TASK DETAILS: In the blog post about favorite books, which magazine does the writer call "my bible"?

SOURCE TEXT:
+ + + + + + +

My Favourite 5 Books - A smashing story

Recently I've been going through a fad of buying web related books. I love the feel of books, I love reading books. I love sitting on the train reading about web design and development. With a book you're forced to read, rather than skim. With a book you can slide in a bit of paper and bookmark your favourite snippet of code. With a book you can have them sitting pretty on a book shelf. With a book you can pass it to your neighbour, or have it sitting on your desk, giving you something to flick through when you want to rest your eyes from the screen.

With books come magazines. The .net magazine is my bible. I will sit and read it from cover to cover, soaking in the news, the stories, the interviews and the hints and tips. I just love being able to open a page and turn it to my developer. My .net mag gets whored around like a lady of the night in my office and thats because its easy to read and easy to digest. Its not like sitting in front of a computer reading a long article. Web articles never look pretty. Books and magazines look stunning.

The irony is not lost on me that I am writing a blog post about how good books are. I have not lost the fact that I am writing a long piece of ugly text for you to sit and read. The fact i'm merely typing is because I cannot afford to publish my blog posts.

Anyway, I digress. The purpose of my boast was not to ramble on about the greatness of books, but to recommend a few. I would like to start some sort of #bookstobuy club. The idea being that you list your favourite 5 books, or recent web related book or magazine purchases and you explain in a few words why its a good book. Write a blog about it and put the link in the comments. Hopefully this will be good to the world. So onto my list:

Just a note - you'll find the title of the book and a link, followed by the [publisher] and the {topics} of the book. All I ask is that you follow suit.

+ + + + + + +

[Spatial annotation entries]
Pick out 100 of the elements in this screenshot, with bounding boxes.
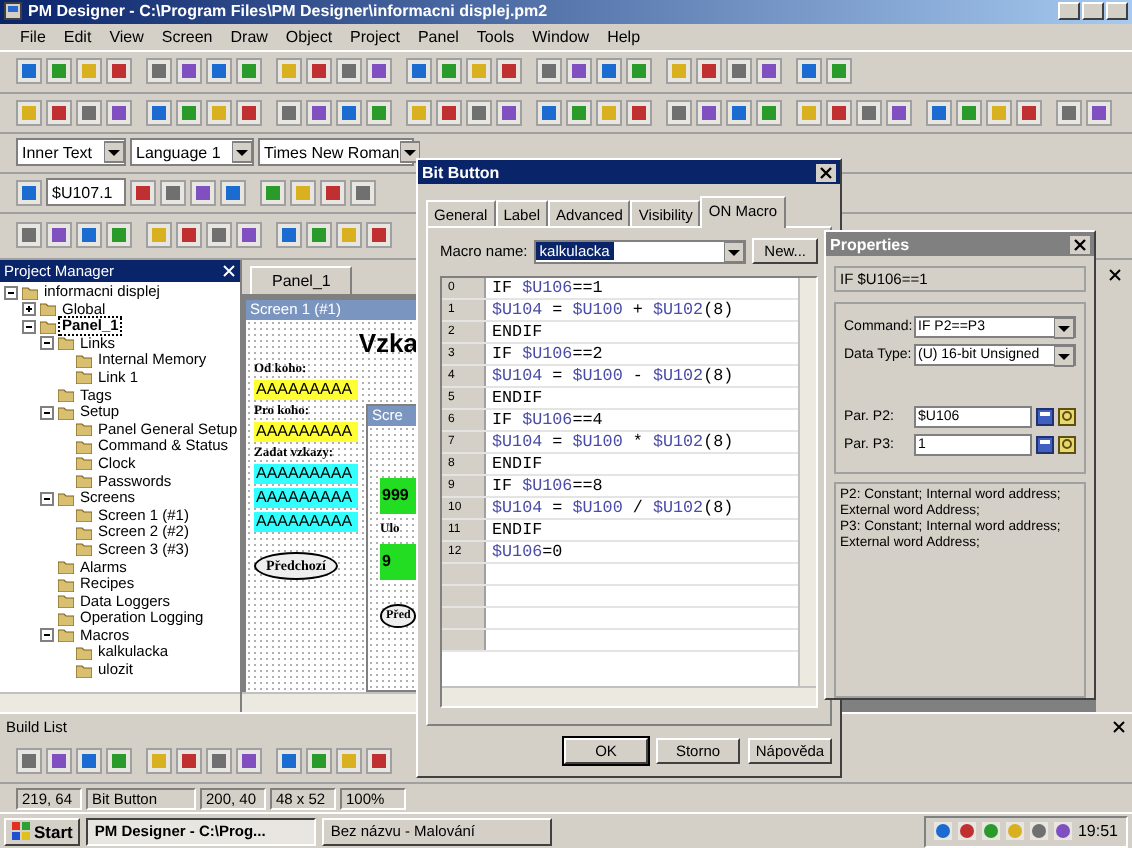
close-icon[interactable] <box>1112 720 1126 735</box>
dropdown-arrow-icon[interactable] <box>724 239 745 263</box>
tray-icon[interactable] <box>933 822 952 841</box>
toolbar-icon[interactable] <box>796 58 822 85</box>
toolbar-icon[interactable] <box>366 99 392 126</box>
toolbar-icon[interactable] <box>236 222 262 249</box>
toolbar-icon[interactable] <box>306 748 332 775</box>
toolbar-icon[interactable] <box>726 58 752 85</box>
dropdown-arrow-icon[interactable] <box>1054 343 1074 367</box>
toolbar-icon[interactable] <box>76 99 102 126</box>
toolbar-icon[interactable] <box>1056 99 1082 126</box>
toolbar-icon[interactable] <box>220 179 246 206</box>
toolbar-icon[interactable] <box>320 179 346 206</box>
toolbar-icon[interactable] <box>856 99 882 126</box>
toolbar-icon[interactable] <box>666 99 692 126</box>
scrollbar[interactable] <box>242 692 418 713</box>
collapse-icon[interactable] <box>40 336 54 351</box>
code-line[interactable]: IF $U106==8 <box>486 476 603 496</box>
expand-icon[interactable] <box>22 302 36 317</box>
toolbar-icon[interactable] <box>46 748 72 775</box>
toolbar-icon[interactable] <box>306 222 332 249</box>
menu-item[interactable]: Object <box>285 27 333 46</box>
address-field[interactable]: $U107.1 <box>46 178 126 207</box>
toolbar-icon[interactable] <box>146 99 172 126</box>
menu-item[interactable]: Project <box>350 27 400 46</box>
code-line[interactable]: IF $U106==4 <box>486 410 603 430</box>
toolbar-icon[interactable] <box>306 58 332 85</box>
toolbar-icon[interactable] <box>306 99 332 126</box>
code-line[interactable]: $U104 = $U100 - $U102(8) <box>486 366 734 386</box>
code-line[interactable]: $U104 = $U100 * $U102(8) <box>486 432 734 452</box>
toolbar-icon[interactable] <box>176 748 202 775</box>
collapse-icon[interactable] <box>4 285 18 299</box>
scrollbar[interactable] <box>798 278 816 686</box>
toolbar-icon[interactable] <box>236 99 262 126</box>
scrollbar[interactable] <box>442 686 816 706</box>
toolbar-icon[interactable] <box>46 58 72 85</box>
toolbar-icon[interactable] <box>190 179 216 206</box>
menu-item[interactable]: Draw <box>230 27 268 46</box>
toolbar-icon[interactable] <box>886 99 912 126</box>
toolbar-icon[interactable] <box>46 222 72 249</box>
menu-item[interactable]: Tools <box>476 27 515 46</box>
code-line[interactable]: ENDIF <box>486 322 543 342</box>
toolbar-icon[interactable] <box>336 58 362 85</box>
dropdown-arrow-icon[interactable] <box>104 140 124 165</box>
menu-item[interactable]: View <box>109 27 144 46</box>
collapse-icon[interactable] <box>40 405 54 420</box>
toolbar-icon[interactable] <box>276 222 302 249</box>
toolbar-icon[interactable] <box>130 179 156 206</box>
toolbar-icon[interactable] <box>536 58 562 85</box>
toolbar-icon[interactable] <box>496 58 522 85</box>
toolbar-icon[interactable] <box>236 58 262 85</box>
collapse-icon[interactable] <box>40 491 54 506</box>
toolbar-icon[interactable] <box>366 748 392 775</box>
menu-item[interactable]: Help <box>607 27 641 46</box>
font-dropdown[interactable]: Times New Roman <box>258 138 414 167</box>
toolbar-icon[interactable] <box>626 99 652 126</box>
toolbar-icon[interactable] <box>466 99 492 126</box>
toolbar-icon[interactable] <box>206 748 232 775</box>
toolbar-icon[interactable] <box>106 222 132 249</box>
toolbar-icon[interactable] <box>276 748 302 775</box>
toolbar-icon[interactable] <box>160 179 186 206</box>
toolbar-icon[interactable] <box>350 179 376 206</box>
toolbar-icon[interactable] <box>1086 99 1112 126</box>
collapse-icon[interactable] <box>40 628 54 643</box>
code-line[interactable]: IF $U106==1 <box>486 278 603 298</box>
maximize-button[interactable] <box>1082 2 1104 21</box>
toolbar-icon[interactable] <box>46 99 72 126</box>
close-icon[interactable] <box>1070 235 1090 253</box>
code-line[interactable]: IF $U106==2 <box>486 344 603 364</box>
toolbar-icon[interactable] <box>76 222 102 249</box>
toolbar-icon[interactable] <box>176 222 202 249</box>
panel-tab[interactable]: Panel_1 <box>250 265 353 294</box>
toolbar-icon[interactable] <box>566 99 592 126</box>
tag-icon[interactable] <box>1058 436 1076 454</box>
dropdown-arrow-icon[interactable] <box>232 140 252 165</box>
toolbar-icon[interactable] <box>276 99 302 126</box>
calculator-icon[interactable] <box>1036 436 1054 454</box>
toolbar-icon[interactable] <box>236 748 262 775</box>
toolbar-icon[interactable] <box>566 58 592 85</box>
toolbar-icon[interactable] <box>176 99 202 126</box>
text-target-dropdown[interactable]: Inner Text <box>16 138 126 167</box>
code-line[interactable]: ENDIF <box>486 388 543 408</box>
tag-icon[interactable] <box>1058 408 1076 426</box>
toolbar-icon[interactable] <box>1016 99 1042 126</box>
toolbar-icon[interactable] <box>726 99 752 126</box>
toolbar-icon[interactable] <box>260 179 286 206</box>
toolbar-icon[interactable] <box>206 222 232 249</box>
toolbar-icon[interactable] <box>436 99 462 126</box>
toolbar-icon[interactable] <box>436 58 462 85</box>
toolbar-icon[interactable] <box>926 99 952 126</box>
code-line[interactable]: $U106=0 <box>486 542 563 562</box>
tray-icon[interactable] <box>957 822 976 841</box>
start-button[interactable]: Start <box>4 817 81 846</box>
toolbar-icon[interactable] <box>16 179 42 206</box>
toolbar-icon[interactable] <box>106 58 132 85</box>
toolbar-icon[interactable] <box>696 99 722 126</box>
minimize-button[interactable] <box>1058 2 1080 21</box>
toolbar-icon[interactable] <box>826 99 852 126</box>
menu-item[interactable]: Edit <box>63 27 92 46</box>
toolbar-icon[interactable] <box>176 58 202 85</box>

+ + + + + + +

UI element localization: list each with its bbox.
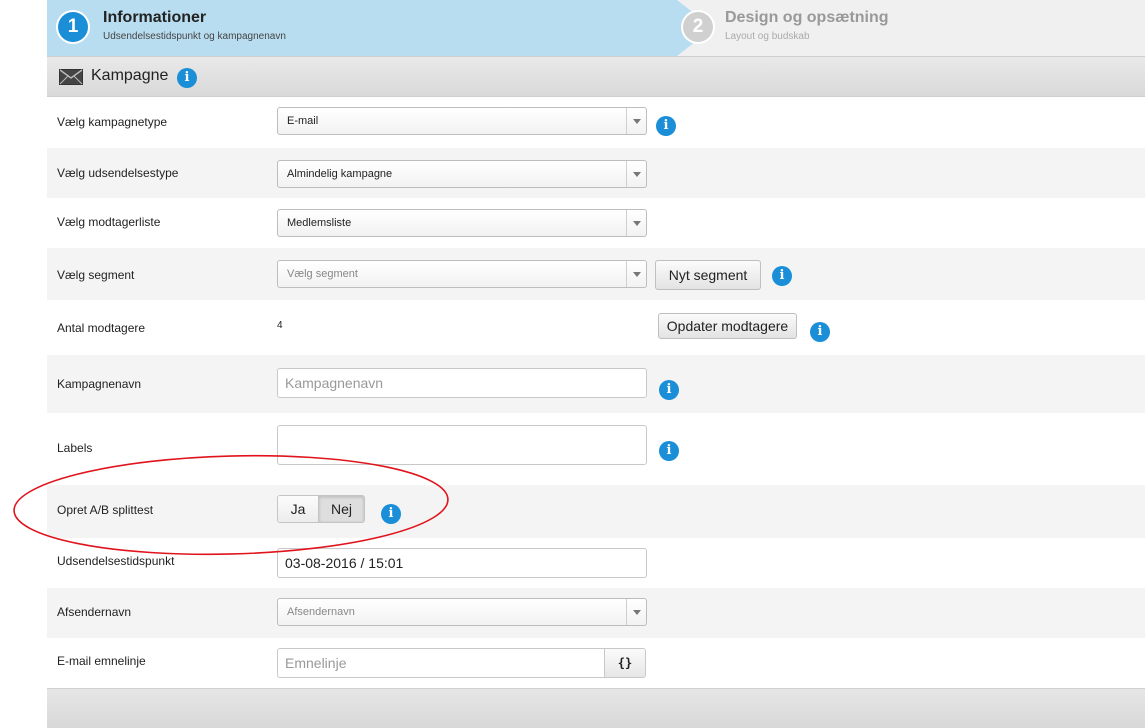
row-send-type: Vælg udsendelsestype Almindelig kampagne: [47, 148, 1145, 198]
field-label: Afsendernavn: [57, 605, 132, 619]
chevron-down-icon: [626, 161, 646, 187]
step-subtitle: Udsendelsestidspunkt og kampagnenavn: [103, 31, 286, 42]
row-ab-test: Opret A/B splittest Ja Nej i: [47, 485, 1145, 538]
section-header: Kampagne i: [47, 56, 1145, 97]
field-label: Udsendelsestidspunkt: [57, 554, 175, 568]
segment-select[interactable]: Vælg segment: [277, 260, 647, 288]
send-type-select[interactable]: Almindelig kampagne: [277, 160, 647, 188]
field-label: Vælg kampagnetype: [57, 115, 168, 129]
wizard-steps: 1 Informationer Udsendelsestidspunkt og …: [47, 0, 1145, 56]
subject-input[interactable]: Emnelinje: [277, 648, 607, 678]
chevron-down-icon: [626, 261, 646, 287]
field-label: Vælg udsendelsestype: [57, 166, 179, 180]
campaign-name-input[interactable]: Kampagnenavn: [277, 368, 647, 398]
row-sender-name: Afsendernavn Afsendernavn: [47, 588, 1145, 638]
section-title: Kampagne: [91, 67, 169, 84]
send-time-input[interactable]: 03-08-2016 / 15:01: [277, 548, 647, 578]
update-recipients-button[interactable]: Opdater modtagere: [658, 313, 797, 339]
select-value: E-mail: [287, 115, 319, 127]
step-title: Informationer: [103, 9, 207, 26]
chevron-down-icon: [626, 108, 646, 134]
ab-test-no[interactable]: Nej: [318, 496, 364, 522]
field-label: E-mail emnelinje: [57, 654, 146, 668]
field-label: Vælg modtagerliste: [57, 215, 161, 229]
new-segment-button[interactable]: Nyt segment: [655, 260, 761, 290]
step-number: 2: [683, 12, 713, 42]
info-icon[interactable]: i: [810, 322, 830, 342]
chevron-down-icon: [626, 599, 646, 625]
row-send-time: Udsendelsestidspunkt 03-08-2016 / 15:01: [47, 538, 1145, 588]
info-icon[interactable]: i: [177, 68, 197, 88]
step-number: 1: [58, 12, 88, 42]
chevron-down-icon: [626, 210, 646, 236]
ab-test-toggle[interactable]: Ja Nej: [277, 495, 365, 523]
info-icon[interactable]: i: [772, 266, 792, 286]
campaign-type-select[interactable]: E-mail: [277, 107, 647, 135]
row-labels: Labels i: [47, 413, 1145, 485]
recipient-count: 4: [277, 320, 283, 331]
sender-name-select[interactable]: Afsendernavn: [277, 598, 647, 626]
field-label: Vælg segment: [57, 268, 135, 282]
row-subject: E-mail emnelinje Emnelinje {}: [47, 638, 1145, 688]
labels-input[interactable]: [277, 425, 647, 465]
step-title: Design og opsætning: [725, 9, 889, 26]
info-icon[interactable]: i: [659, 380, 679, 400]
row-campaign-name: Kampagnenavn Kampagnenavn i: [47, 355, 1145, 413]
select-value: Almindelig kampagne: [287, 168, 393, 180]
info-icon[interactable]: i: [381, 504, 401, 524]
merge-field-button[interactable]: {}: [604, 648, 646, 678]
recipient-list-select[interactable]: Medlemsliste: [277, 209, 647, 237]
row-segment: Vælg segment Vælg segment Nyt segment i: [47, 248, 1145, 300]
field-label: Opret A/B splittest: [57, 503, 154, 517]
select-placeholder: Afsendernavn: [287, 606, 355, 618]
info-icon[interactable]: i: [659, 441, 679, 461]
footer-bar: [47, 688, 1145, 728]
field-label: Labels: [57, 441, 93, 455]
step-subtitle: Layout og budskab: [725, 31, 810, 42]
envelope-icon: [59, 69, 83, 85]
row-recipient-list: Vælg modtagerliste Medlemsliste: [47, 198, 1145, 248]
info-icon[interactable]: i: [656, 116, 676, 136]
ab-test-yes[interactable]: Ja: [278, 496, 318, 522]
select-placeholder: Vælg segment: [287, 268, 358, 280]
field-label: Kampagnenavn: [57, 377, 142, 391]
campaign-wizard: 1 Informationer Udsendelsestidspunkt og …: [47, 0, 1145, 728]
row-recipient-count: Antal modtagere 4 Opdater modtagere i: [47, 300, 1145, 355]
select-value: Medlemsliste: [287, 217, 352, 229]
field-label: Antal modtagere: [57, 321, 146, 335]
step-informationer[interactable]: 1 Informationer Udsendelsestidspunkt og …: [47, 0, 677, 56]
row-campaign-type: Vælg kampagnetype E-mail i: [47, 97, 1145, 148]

+ + + + + + +

RESPONSE TO THIS EXERCISE: The .net magazine